— Start —
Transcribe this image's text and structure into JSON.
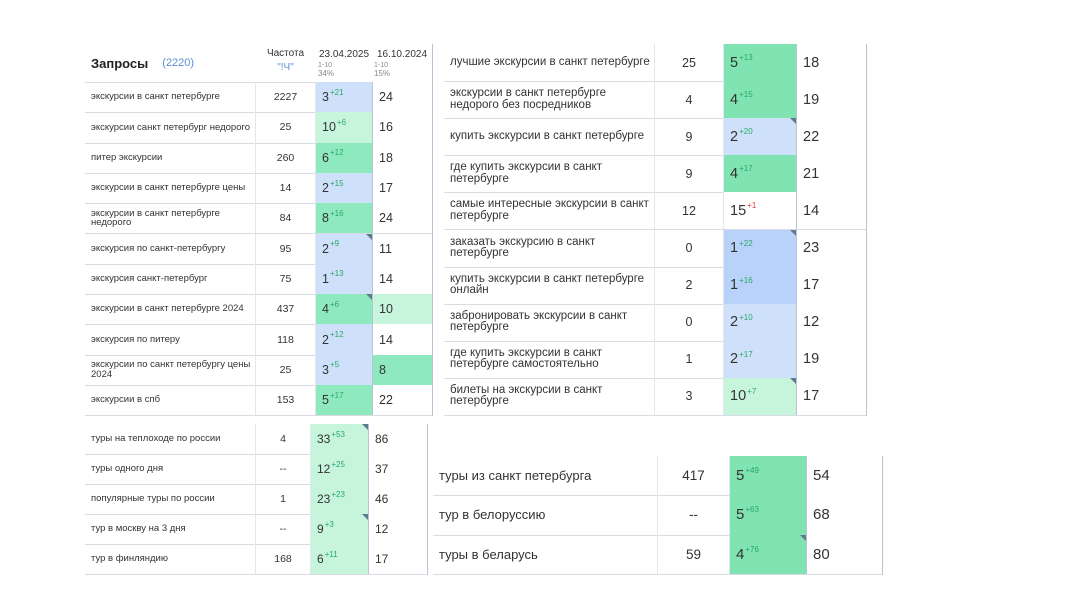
{
  "colors": {
    "light_blue": "#cfe0fb",
    "mid_blue": "#b8d2f9",
    "light_green": "#c7f5dc",
    "mid_green": "#8eeabe",
    "dark_green": "#7fe3b2",
    "delta_up": "#2aa86a",
    "delta_down": "#e2373b",
    "count_text": "#5b8fd6"
  },
  "header": {
    "title": "Запросы",
    "count": "(2220)",
    "freq_label": "Частота",
    "freq_sub": "\"!Ч\"",
    "date1": "23.04.2025",
    "date1_range": "1-10",
    "date1_pct": "34%",
    "date2": "16.10.2024",
    "date2_range": "1-10",
    "date2_pct": "15%"
  },
  "table_a": [
    {
      "q": "экскурсии в санкт петербурге",
      "f": "2227",
      "p1": "3",
      "d": "+21",
      "dir": "up",
      "c": "lb",
      "p2": "24",
      "c2": "w"
    },
    {
      "q": "экскурсии санкт петербург недорого",
      "f": "25",
      "p1": "10",
      "d": "+6",
      "dir": "up",
      "c": "lg",
      "p2": "16",
      "c2": "w"
    },
    {
      "q": "питер экскурсии",
      "f": "260",
      "p1": "6",
      "d": "+12",
      "dir": "up",
      "c": "mg",
      "p2": "18",
      "c2": "w"
    },
    {
      "q": "экскурсии в санкт петербурге цены",
      "f": "14",
      "p1": "2",
      "d": "+15",
      "dir": "up",
      "c": "lb",
      "p2": "17",
      "c2": "w"
    },
    {
      "q": "экскурсии в санкт петербурге недорого",
      "f": "84",
      "p1": "8",
      "d": "+16",
      "dir": "up",
      "c": "mg",
      "p2": "24",
      "c2": "w"
    },
    {
      "q": "экскурсия по санкт-петербургу",
      "f": "95",
      "p1": "2",
      "d": "+9",
      "dir": "up",
      "c": "lb",
      "p2": "11",
      "c2": "w",
      "corner": true
    },
    {
      "q": "экскурсия санкт-петербург",
      "f": "75",
      "p1": "1",
      "d": "+13",
      "dir": "up",
      "c": "lb",
      "p2": "14",
      "c2": "w"
    },
    {
      "q": "экскурсии в санкт петербурге 2024",
      "f": "437",
      "p1": "4",
      "d": "+6",
      "dir": "up",
      "c": "mg",
      "p2": "10",
      "c2": "lg",
      "corner": true
    },
    {
      "q": "экскурсия по питеру",
      "f": "118",
      "p1": "2",
      "d": "+12",
      "dir": "up",
      "c": "lb",
      "p2": "14",
      "c2": "w"
    },
    {
      "q": "экскурсии по санкт петербургу цены 2024",
      "f": "25",
      "p1": "3",
      "d": "+5",
      "dir": "up",
      "c": "lb",
      "p2": "8",
      "c2": "mg"
    },
    {
      "q": "экскурсии в спб",
      "f": "153",
      "p1": "5",
      "d": "+17",
      "dir": "up",
      "c": "mg",
      "p2": "22",
      "c2": "w"
    }
  ],
  "table_b": [
    {
      "q": "лучшие экскурсии в санкт петербурге",
      "f": "25",
      "p1": "5",
      "d": "+13",
      "dir": "up",
      "c": "dg",
      "p2": "18"
    },
    {
      "q": "экскурсии в санкт петербурге недорого без посредников",
      "f": "4",
      "p1": "4",
      "d": "+15",
      "dir": "up",
      "c": "dg",
      "p2": "19"
    },
    {
      "q": "купить экскурсии в санкт петербурге",
      "f": "9",
      "p1": "2",
      "d": "+20",
      "dir": "up",
      "c": "lb",
      "p2": "22",
      "corner": true
    },
    {
      "q": "где купить экскурсии в санкт петербурге",
      "f": "9",
      "p1": "4",
      "d": "+17",
      "dir": "up",
      "c": "dg",
      "p2": "21"
    },
    {
      "q": "самые интересные экскурсии в санкт петербурге",
      "f": "12",
      "p1": "15",
      "d": "+1",
      "dir": "dn",
      "c": "w",
      "p2": "14"
    },
    {
      "q": "заказать экскурсию в санкт петербурге",
      "f": "0",
      "p1": "1",
      "d": "+22",
      "dir": "up",
      "c": "mb",
      "p2": "23",
      "corner": true
    },
    {
      "q": "купить экскурсии в санкт петербурге онлайн",
      "f": "2",
      "p1": "1",
      "d": "+16",
      "dir": "up",
      "c": "mb",
      "p2": "17"
    },
    {
      "q": "забронировать экскурсии в санкт петербурге",
      "f": "0",
      "p1": "2",
      "d": "+10",
      "dir": "up",
      "c": "lb",
      "p2": "12"
    },
    {
      "q": "где купить экскурсии в санкт петербурге самостоятельно",
      "f": "1",
      "p1": "2",
      "d": "+17",
      "dir": "up",
      "c": "lb",
      "p2": "19"
    },
    {
      "q": "билеты на экскурсии в санкт петербурге",
      "f": "3",
      "p1": "10",
      "d": "+7",
      "dir": "up",
      "c": "lg",
      "p2": "17",
      "corner": true
    }
  ],
  "table_c": [
    {
      "q": "туры на теплоходе по россии",
      "f": "4",
      "p1": "33",
      "d": "+53",
      "dir": "up",
      "c": "lg",
      "p2": "86",
      "corner": true
    },
    {
      "q": "туры одного дня",
      "f": "--",
      "p1": "12",
      "d": "+25",
      "dir": "up",
      "c": "lg",
      "p2": "37"
    },
    {
      "q": "популярные туры по россии",
      "f": "1",
      "p1": "23",
      "d": "+23",
      "dir": "up",
      "c": "lg",
      "p2": "46"
    },
    {
      "q": "тур в москву на 3 дня",
      "f": "--",
      "p1": "9",
      "d": "+3",
      "dir": "up",
      "c": "lg",
      "p2": "12",
      "corner": true
    },
    {
      "q": "тур в финляндию",
      "f": "168",
      "p1": "6",
      "d": "+11",
      "dir": "up",
      "c": "lg",
      "p2": "17"
    }
  ],
  "table_d": [
    {
      "q": "туры из санкт петербурга",
      "f": "417",
      "p1": "5",
      "d": "+49",
      "dir": "up",
      "c": "dg",
      "p2": "54"
    },
    {
      "q": "тур в белоруссию",
      "f": "--",
      "p1": "5",
      "d": "+63",
      "dir": "up",
      "c": "dg",
      "p2": "68"
    },
    {
      "q": "туры в беларусь",
      "f": "59",
      "p1": "4",
      "d": "+76",
      "dir": "up",
      "c": "dg",
      "p2": "80",
      "corner": true
    }
  ]
}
— End —
Stated problem =
Copy, from the material, each line that holds the string "россии".

Task answer =
      "q": "туры на теплоходе по россии",
      "q": "популярные туры по россии",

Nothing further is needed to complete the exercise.